Records from a collection of figures:

= = =

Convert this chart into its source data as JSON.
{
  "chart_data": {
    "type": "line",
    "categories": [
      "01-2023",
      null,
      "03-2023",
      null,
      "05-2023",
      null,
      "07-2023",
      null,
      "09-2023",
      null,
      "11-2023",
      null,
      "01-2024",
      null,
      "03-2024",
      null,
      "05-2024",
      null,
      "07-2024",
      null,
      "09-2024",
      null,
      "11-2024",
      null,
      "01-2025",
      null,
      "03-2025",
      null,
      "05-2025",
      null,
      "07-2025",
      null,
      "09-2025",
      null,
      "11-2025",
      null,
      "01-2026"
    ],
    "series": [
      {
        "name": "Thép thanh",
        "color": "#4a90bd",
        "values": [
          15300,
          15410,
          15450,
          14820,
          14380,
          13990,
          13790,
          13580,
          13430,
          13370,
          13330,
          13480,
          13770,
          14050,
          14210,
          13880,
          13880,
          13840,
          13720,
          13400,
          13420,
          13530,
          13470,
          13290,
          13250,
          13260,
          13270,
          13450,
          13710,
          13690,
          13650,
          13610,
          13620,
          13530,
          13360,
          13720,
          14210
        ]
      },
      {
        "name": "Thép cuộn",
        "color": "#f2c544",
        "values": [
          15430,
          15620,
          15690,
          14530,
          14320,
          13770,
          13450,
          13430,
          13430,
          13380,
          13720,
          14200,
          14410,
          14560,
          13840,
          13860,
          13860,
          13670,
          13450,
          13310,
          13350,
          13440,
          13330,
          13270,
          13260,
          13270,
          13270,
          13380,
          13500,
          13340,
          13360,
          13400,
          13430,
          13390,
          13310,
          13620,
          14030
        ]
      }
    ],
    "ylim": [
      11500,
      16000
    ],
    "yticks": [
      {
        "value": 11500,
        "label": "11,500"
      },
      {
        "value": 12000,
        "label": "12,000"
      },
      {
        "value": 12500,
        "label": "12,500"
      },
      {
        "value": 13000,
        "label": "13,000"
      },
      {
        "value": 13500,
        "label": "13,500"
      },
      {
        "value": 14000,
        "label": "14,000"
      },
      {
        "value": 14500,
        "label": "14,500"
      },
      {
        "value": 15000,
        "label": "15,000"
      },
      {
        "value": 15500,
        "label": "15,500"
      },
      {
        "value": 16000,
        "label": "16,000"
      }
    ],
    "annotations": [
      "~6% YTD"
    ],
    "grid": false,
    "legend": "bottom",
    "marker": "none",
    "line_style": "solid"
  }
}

= = =

Problem statement: Look back over the material above and state how many lines hold the word "label". Write the number and nothing else.

Exercise output: 10